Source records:
• • • •
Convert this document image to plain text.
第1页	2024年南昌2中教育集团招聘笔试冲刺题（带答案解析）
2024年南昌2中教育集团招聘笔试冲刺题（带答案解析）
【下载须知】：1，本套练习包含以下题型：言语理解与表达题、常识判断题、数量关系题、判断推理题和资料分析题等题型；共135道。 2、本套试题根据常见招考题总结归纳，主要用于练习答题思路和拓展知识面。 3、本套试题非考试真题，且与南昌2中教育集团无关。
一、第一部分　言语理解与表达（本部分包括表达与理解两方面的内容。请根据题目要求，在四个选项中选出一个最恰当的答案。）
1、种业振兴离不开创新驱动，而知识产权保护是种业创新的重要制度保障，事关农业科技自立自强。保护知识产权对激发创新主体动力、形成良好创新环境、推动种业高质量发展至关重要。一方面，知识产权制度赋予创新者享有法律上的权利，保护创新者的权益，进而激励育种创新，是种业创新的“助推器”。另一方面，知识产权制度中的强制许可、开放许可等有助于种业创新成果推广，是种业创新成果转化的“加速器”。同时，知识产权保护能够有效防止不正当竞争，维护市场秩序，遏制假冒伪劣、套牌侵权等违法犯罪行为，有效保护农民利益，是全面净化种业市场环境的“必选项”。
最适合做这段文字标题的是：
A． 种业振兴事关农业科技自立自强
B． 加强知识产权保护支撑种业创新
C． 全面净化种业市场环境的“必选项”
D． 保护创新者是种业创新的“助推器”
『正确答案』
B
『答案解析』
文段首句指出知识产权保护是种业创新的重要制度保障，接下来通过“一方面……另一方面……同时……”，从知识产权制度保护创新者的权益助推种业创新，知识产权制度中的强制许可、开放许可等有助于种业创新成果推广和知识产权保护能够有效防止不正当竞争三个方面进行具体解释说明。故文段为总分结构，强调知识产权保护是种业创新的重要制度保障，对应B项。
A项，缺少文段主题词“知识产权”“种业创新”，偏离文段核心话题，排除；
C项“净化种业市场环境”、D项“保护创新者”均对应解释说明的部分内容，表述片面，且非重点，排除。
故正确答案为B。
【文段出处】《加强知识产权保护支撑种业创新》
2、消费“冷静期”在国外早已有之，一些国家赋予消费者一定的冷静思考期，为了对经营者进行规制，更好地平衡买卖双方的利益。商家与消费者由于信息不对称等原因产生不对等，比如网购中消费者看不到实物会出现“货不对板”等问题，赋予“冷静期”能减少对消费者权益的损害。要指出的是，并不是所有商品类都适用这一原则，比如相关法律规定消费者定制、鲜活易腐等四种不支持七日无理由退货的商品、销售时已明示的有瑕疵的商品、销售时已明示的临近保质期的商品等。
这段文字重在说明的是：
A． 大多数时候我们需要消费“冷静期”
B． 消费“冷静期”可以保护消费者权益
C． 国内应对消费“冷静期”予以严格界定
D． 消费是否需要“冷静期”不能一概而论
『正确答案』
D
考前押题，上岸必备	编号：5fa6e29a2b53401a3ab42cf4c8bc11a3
• • • •
■ **Task goal**
Quote the material exactly, leaving nothing out.

■ **Task result**
Convert this document image to plain text.
第1页	2024年南昌2中教育集团招聘笔试冲刺题（带答案解析）
2024年南昌2中教育集团招聘笔试冲刺题（带答案解析）
【下载须知】：1，本套练习包含以下题型：言语理解与表达题、常识判断题、数量关系题、判断推理题和资料分析题等题型；共135道。 2、本套试题根据常见招考题总结归纳，主要用于练习答题思路和拓展知识面。 3、本套试题非考试真题，且与南昌2中教育集团无关。
一、第一部分　言语理解与表达（本部分包括表达与理解两方面的内容。请根据题目要求，在四个选项中选出一个最恰当的答案。）
1、种业振兴离不开创新驱动，而知识产权保护是种业创新的重要制度保障，事关农业科技自立自强。保护知识产权对激发创新主体动力、形成良好创新环境、推动种业高质量发展至关重要。一方面，知识产权制度赋予创新者享有法律上的权利，保护创新者的权益，进而激励育种创新，是种业创新的“助推器”。另一方面，知识产权制度中的强制许可、开放许可等有助于种业创新成果推广，是种业创新成果转化的“加速器”。同时，知识产权保护能够有效防止不正当竞争，维护市场秩序，遏制假冒伪劣、套牌侵权等违法犯罪行为，有效保护农民利益，是全面净化种业市场环境的“必选项”。
最适合做这段文字标题的是：
A． 种业振兴事关农业科技自立自强
B． 加强知识产权保护支撑种业创新
C． 全面净化种业市场环境的“必选项”
D． 保护创新者是种业创新的“助推器”
『正确答案』
B
『答案解析』
文段首句指出知识产权保护是种业创新的重要制度保障，接下来通过“一方面……另一方面……同时……”，从知识产权制度保护创新者的权益助推种业创新，知识产权制度中的强制许可、开放许可等有助于种业创新成果推广和知识产权保护能够有效防止不正当竞争三个方面进行具体解释说明。故文段为总分结构，强调知识产权保护是种业创新的重要制度保障，对应B项。
A项，缺少文段主题词“知识产权”“种业创新”，偏离文段核心话题，排除；
C项“净化种业市场环境”、D项“保护创新者”均对应解释说明的部分内容，表述片面，且非重点，排除。
故正确答案为B。
【文段出处】《加强知识产权保护支撑种业创新》
2、消费“冷静期”在国外早已有之，一些国家赋予消费者一定的冷静思考期，为了对经营者进行规制，更好地平衡买卖双方的利益。商家与消费者由于信息不对称等原因产生不对等，比如网购中消费者看不到实物会出现“货不对板”等问题，赋予“冷静期”能减少对消费者权益的损害。要指出的是，并不是所有商品类都适用这一原则，比如相关法律规定消费者定制、鲜活易腐等四种不支持七日无理由退货的商品、销售时已明示的有瑕疵的商品、销售时已明示的临近保质期的商品等。
这段文字重在说明的是：
A． 大多数时候我们需要消费“冷静期”
B． 消费“冷静期”可以保护消费者权益
C． 国内应对消费“冷静期”予以严格界定
D． 消费是否需要“冷静期”不能一概而论
『正确答案』
D
考前押题，上岸必备	编号：5fa6e29a2b53401a3ab42cf4c8bc11a3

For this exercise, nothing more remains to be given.